• Data records:
⟨
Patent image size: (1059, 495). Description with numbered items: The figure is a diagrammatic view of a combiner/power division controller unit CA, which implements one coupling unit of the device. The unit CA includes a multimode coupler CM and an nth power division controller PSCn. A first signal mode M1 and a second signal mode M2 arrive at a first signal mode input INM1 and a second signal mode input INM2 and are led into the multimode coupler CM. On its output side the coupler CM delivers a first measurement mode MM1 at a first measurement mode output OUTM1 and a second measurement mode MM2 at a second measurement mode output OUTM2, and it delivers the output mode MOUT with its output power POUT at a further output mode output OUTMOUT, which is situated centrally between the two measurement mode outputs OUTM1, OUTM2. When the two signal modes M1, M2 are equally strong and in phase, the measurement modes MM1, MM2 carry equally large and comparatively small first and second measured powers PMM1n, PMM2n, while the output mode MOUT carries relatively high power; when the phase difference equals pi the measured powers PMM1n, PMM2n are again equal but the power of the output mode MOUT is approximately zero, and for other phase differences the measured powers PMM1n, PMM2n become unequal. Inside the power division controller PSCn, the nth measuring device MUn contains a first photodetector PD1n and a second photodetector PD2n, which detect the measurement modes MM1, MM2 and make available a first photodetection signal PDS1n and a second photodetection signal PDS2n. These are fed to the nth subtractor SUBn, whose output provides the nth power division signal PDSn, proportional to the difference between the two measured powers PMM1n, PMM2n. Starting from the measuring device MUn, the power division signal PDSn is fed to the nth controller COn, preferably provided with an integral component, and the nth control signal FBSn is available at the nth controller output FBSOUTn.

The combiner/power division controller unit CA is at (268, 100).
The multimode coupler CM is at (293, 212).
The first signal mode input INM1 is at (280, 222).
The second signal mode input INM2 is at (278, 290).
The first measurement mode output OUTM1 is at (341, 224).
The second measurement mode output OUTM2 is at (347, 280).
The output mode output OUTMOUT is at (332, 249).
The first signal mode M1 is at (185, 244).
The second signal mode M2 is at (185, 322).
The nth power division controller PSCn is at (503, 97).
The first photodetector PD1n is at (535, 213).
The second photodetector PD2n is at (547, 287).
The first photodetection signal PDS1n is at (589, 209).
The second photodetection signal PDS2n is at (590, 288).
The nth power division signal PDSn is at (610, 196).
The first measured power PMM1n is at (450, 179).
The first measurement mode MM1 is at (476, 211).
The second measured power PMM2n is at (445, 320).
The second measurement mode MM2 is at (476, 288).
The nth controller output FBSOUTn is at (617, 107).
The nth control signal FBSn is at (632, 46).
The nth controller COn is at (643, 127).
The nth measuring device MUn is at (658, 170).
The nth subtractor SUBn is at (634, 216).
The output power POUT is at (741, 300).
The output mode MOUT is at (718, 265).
⟩
• Task instructions: Update the listing by changing "diagrammatic view" to "schematic view" wherever it occurs, and leave everything else as it is.

• Task response:
Patent image size: (1059, 495). Description with numbered items: The figure is a schematic view of a combiner/power division controller unit CA, which implements one coupling unit of the device. The unit CA includes a multimode coupler CM and an nth power division controller PSCn. A first signal mode M1 and a second signal mode M2 arrive at a first signal mode input INM1 and a second signal mode input INM2 and are led into the multimode coupler CM. On its output side the coupler CM delivers a first measurement mode MM1 at a first measurement mode output OUTM1 and a second measurement mode MM2 at a second measurement mode output OUTM2, and it delivers the output mode MOUT with its output power POUT at a further output mode output OUTMOUT, which is situated centrally between the two measurement mode outputs OUTM1, OUTM2. When the two signal modes M1, M2 are equally strong and in phase, the measurement modes MM1, MM2 carry equally large and comparatively small first and second measured powers PMM1n, PMM2n, while the output mode MOUT carries relatively high power; when the phase difference equals pi the measured powers PMM1n, PMM2n are again equal but the power of the output mode MOUT is approximately zero, and for other phase differences the measured powers PMM1n, PMM2n become unequal. Inside the power division controller PSCn, the nth measuring device MUn contains a first photodetector PD1n and a second photodetector PD2n, which detect the measurement modes MM1, MM2 and make available a first photodetection signal PDS1n and a second photodetection signal PDS2n. These are fed to the nth subtractor SUBn, whose output provides the nth power division signal PDSn, proportional to the difference between the two measured powers PMM1n, PMM2n. Starting from the measuring device MUn, the power division signal PDSn is fed to the nth controller COn, preferably provided with an integral component, and the nth control signal FBSn is available at the nth controller output FBSOUTn.

The combiner/power division controller unit CA is at (268, 100).
The multimode coupler CM is at (293, 212).
The first signal mode input INM1 is at (280, 222).
The second signal mode input INM2 is at (278, 290).
The first measurement mode output OUTM1 is at (341, 224).
The second measurement mode output OUTM2 is at (347, 280).
The output mode output OUTMOUT is at (332, 249).
The first signal mode M1 is at (185, 244).
The second signal mode M2 is at (185, 322).
The nth power division controller PSCn is at (503, 97).
The first photodetector PD1n is at (535, 213).
The second photodetector PD2n is at (547, 287).
The first photodetection signal PDS1n is at (589, 209).
The second photodetection signal PDS2n is at (590, 288).
The nth power division signal PDSn is at (610, 196).
The first measured power PMM1n is at (450, 179).
The first measurement mode MM1 is at (476, 211).
The second measured power PMM2n is at (445, 320).
The second measurement mode MM2 is at (476, 288).
The nth controller output FBSOUTn is at (617, 107).
The nth control signal FBSn is at (632, 46).
The nth controller COn is at (643, 127).
The nth measuring device MUn is at (658, 170).
The nth subtractor SUBn is at (634, 216).
The output power POUT is at (741, 300).
The output mode MOUT is at (718, 265).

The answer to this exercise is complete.